- EXERCISE PROMPT -
Write out the records beneath this line exactly as they appear, minus any images.

# # #

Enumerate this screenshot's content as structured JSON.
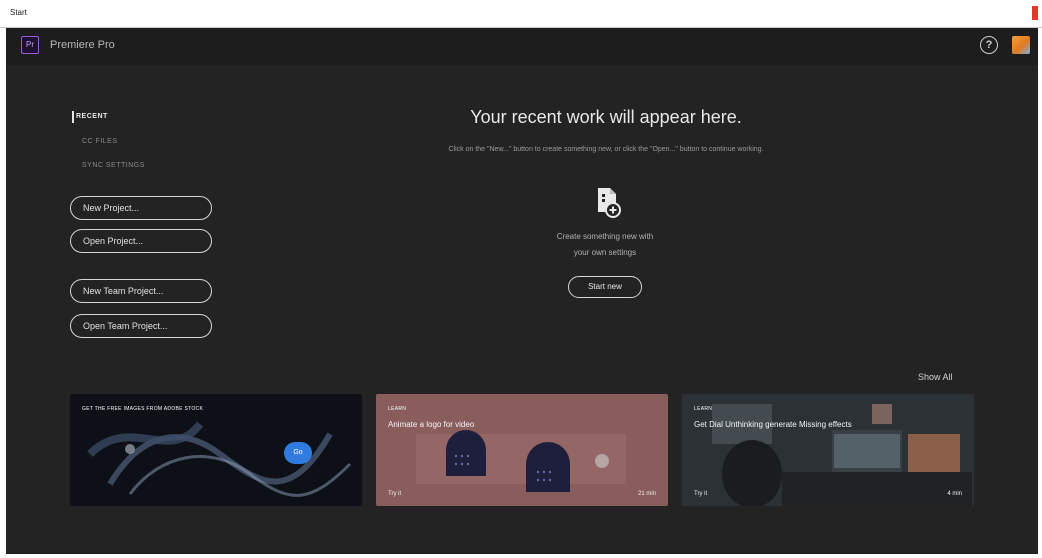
{
  "os_window": {
    "title": "Start"
  },
  "app": {
    "name": "Premiere Pro",
    "logo_text": "Pr"
  },
  "nav": {
    "recent": "RECENT",
    "cc_files": "CC FILES",
    "sync_settings": "SYNC SETTINGS"
  },
  "buttons": {
    "new_project": "New Project...",
    "open_project": "Open Project...",
    "new_team_project": "New Team Project...",
    "open_team_project": "Open Team Project..."
  },
  "center": {
    "heading": "Your recent work will appear here.",
    "subtext": "Click on the \"New...\" button to create something new, or click the \"Open...\" button to continue working.",
    "create_line1": "Create something new with",
    "create_line2": "your own settings",
    "start_new": "Start new"
  },
  "show_all": "Show All",
  "cards": [
    {
      "top_label": "GET THE FREE IMAGES FROM ADOBE STOCK",
      "cta": "Go"
    },
    {
      "top_label": "LEARN",
      "title": "Animate a logo for video",
      "bottom_left": "Try it",
      "bottom_right": "21 min"
    },
    {
      "top_label": "LEARN",
      "title": "Get Dial Unthinking generate Missing effects",
      "bottom_left": "Try it",
      "bottom_right": "4 min"
    }
  ],
  "colors": {
    "app_bg": "#232323",
    "header_bg": "#1d1d1d",
    "accent_pr": "#9a5cd9",
    "card2_bg": "#8a5d5d",
    "go_badge": "#2f7be0"
  }
}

# # #

- THE RESPONSE -
Enumerate this screenshot's content as structured JSON.
{
  "os_window": {
    "title": "Start"
  },
  "app": {
    "name": "Premiere Pro",
    "logo_text": "Pr"
  },
  "nav": {
    "recent": "RECENT",
    "cc_files": "CC FILES",
    "sync_settings": "SYNC SETTINGS"
  },
  "buttons": {
    "new_project": "New Project...",
    "open_project": "Open Project...",
    "new_team_project": "New Team Project...",
    "open_team_project": "Open Team Project..."
  },
  "center": {
    "heading": "Your recent work will appear here.",
    "subtext": "Click on the \"New...\" button to create something new, or click the \"Open...\" button to continue working.",
    "create_line1": "Create something new with",
    "create_line2": "your own settings",
    "start_new": "Start new"
  },
  "show_all": "Show All",
  "cards": [
    {
      "top_label": "GET THE FREE IMAGES FROM ADOBE STOCK",
      "cta": "Go"
    },
    {
      "top_label": "LEARN",
      "title": "Animate a logo for video",
      "bottom_left": "Try it",
      "bottom_right": "21 min"
    },
    {
      "top_label": "LEARN",
      "title": "Get Dial Unthinking generate Missing effects",
      "bottom_left": "Try it",
      "bottom_right": "4 min"
    }
  ],
  "colors": {
    "app_bg": "#232323",
    "header_bg": "#1d1d1d",
    "accent_pr": "#9a5cd9",
    "card2_bg": "#8a5d5d",
    "go_badge": "#2f7be0"
  }
}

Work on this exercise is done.